━━ Records to process ━━

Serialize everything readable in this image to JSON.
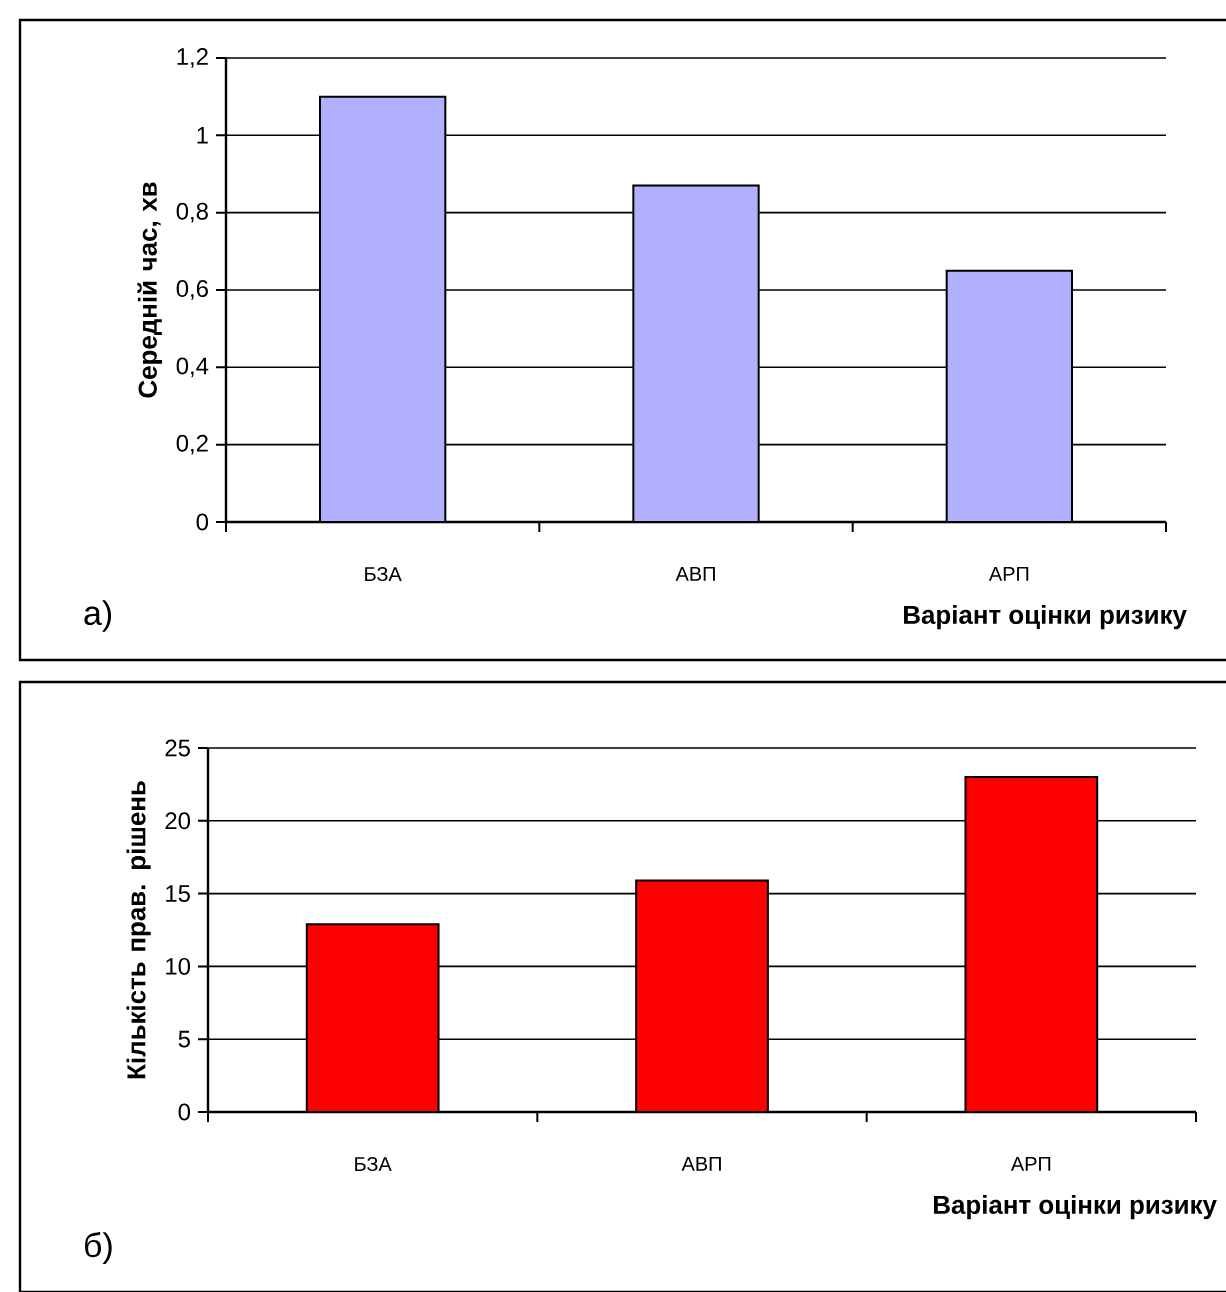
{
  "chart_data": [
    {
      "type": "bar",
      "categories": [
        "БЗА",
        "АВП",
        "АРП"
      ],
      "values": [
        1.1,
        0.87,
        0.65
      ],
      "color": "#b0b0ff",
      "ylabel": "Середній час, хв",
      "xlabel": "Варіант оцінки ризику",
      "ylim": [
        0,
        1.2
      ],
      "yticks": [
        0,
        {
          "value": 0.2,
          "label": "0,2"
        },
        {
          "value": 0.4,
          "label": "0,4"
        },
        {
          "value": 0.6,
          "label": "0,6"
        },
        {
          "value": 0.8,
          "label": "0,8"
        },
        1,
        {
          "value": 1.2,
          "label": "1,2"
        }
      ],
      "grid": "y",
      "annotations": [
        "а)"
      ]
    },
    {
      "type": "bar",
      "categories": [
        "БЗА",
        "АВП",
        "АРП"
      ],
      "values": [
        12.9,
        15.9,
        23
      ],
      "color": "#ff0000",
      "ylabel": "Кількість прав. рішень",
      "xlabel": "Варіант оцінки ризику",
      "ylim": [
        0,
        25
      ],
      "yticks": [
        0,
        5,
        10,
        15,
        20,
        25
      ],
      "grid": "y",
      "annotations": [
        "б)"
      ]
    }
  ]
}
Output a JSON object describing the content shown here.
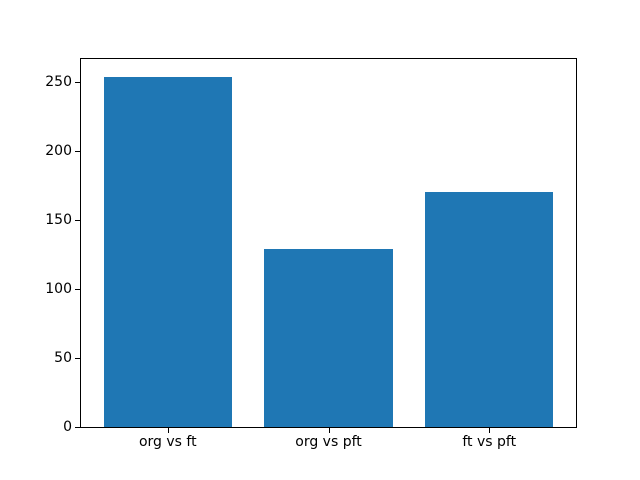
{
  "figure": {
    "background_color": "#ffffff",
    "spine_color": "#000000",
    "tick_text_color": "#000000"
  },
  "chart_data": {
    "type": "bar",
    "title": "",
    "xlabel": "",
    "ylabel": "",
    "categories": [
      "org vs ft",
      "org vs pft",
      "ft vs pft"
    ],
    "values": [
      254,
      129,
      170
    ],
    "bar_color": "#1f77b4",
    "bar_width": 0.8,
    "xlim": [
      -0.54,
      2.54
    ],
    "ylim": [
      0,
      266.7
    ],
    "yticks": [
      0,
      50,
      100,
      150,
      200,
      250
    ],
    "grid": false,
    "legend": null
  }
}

━━━

**Exercise instructions**
Reproduce each line word for word and drop the pictures.

**Result below**
Serialize everything readable in this image to JSON.
{
  "chart_data": [
    {
      "type": "bar",
      "categories": [
        "БЗА",
        "АВП",
        "АРП"
      ],
      "values": [
        1.1,
        0.87,
        0.65
      ],
      "color": "#b0b0ff",
      "ylabel": "Середній час, хв",
      "xlabel": "Варіант оцінки ризику",
      "ylim": [
        0,
        1.2
      ],
      "yticks": [
        0,
        {
          "value": 0.2,
          "label": "0,2"
        },
        {
          "value": 0.4,
          "label": "0,4"
        },
        {
          "value": 0.6,
          "label": "0,6"
        },
        {
          "value": 0.8,
          "label": "0,8"
        },
        1,
        {
          "value": 1.2,
          "label": "1,2"
        }
      ],
      "grid": "y",
      "annotations": [
        "а)"
      ]
    },
    {
      "type": "bar",
      "categories": [
        "БЗА",
        "АВП",
        "АРП"
      ],
      "values": [
        12.9,
        15.9,
        23
      ],
      "color": "#ff0000",
      "ylabel": "Кількість прав. рішень",
      "xlabel": "Варіант оцінки ризику",
      "ylim": [
        0,
        25
      ],
      "yticks": [
        0,
        5,
        10,
        15,
        20,
        25
      ],
      "grid": "y",
      "annotations": [
        "б)"
      ]
    }
  ]
}
Output a JSON object describing the content shown here.
{
  "figure": {
    "background_color": "#ffffff",
    "spine_color": "#000000",
    "tick_text_color": "#000000"
  },
  "chart_data": {
    "type": "bar",
    "title": "",
    "xlabel": "",
    "ylabel": "",
    "categories": [
      "org vs ft",
      "org vs pft",
      "ft vs pft"
    ],
    "values": [
      254,
      129,
      170
    ],
    "bar_color": "#1f77b4",
    "bar_width": 0.8,
    "xlim": [
      -0.54,
      2.54
    ],
    "ylim": [
      0,
      266.7
    ],
    "yticks": [
      0,
      50,
      100,
      150,
      200,
      250
    ],
    "grid": false,
    "legend": null
  }
}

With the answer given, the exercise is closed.